Directions for this task - Select each line where the word "image" appears.

* start *

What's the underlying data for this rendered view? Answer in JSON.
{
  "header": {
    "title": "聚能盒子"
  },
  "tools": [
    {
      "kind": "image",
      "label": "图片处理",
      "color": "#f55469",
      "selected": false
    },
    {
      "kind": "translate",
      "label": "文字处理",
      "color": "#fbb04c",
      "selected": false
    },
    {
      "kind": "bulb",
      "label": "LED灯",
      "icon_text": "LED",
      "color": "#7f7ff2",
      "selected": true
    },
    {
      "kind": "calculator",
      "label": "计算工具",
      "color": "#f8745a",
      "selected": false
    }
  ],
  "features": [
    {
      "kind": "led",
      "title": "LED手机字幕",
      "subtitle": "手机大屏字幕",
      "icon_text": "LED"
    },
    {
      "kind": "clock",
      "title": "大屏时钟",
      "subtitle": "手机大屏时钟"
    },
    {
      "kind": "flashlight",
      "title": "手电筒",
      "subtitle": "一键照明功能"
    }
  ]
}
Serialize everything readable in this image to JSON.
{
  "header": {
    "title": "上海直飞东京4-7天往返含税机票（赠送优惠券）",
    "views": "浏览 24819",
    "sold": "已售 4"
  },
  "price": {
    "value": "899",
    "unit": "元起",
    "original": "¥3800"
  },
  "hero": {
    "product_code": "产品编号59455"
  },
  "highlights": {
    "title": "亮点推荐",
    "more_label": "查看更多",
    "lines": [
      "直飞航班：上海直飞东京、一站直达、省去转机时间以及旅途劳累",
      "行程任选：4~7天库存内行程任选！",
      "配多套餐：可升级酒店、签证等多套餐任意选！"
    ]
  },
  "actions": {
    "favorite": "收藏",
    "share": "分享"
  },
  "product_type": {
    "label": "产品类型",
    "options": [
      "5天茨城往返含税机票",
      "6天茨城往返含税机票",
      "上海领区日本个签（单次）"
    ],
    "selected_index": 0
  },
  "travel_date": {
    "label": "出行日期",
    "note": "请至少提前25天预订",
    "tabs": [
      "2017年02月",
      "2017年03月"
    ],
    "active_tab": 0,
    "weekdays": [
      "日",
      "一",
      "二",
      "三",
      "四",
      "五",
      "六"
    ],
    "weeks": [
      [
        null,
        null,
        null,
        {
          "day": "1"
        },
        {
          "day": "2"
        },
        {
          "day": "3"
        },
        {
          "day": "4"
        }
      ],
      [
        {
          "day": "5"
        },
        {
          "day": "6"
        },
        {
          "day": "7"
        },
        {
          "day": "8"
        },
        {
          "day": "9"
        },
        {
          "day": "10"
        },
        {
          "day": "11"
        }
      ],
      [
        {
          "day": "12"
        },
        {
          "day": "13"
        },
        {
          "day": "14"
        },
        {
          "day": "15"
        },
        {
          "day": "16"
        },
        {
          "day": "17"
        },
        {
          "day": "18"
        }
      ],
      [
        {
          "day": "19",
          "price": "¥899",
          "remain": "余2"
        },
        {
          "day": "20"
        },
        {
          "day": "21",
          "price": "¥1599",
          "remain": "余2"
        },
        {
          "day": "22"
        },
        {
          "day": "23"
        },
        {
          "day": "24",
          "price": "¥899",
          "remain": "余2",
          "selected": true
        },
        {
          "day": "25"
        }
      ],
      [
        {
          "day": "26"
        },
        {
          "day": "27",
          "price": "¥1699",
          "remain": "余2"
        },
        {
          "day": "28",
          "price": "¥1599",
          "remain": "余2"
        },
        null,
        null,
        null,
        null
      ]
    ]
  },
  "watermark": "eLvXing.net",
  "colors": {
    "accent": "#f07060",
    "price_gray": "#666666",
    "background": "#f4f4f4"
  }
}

* end *

Task solution -
      "kind": "image",
Serialize everything readable in this image to JSON.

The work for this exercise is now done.